## YOUR INSTRUCTIONS
Gather every line of the material that contains the string "label", copying each such line in full.

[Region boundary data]
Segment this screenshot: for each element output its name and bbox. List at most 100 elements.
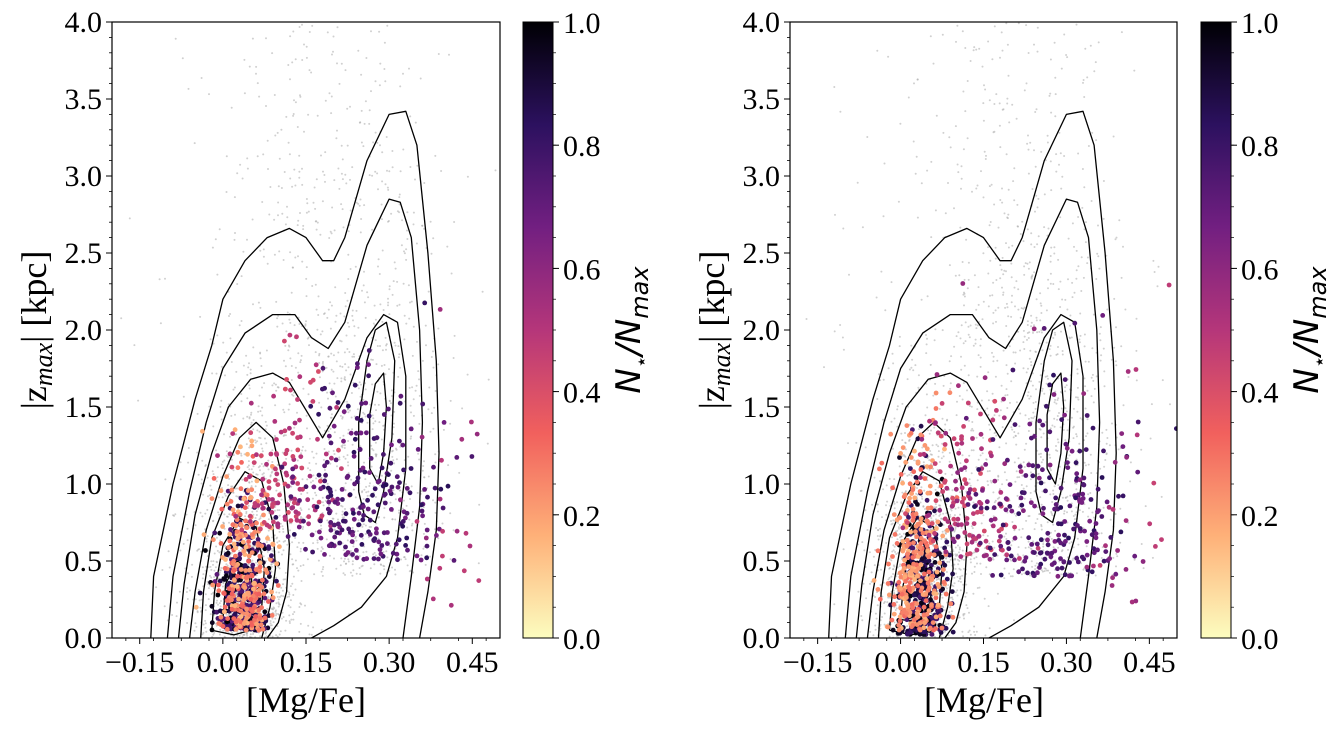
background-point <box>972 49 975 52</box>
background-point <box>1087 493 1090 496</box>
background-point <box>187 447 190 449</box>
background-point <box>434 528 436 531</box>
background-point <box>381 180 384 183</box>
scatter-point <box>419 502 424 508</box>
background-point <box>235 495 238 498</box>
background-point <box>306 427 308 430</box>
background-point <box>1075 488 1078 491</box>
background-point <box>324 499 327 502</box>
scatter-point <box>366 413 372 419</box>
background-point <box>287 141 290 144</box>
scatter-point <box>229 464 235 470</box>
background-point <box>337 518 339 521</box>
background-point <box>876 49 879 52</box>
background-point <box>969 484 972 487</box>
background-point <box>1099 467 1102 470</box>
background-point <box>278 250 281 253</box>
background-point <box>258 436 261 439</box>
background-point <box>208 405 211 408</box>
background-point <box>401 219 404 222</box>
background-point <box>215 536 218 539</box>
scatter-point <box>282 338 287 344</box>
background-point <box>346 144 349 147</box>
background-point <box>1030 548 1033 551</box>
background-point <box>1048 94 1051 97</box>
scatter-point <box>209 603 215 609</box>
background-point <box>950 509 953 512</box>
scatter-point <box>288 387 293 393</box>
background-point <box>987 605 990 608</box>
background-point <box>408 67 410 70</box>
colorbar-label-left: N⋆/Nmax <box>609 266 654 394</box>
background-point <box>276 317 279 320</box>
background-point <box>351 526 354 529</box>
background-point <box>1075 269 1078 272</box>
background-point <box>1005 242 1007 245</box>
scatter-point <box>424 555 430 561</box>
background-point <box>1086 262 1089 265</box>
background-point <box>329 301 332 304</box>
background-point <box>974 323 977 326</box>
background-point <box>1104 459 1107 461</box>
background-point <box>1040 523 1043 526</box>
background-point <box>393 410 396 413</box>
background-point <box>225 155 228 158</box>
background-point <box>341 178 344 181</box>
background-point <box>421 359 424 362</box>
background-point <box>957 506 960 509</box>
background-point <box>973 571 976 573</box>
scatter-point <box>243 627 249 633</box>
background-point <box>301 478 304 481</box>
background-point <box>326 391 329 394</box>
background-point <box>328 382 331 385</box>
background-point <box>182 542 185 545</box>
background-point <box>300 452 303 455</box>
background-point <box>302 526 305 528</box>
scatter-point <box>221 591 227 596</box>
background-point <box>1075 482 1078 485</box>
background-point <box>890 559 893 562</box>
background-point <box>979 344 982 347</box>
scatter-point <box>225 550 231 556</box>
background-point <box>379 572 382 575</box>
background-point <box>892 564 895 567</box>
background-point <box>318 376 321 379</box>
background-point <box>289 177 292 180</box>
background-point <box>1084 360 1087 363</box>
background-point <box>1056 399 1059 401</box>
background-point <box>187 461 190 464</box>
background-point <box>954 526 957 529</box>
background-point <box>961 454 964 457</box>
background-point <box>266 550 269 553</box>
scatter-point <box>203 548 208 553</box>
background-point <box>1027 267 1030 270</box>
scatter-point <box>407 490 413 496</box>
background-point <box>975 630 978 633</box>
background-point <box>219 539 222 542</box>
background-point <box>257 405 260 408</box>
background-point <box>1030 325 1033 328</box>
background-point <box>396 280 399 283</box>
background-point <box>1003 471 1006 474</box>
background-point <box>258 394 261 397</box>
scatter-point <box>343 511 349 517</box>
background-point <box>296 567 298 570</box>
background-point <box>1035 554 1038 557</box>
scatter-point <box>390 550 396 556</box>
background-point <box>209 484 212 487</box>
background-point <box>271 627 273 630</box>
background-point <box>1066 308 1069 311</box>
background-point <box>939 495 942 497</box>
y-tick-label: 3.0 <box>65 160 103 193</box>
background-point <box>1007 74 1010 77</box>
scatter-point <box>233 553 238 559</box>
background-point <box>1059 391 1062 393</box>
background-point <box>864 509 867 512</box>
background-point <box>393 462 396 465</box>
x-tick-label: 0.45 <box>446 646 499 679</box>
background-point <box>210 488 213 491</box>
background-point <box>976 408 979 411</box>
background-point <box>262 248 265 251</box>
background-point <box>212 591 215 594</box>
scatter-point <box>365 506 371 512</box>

## SOLUTION BELOW
colorbar-label-left: N⋆/Nmax <box>609 266 654 394</box>
y-tick-label: 3.0 <box>65 160 103 193</box>
x-tick-label: 0.45 <box>446 646 499 679</box>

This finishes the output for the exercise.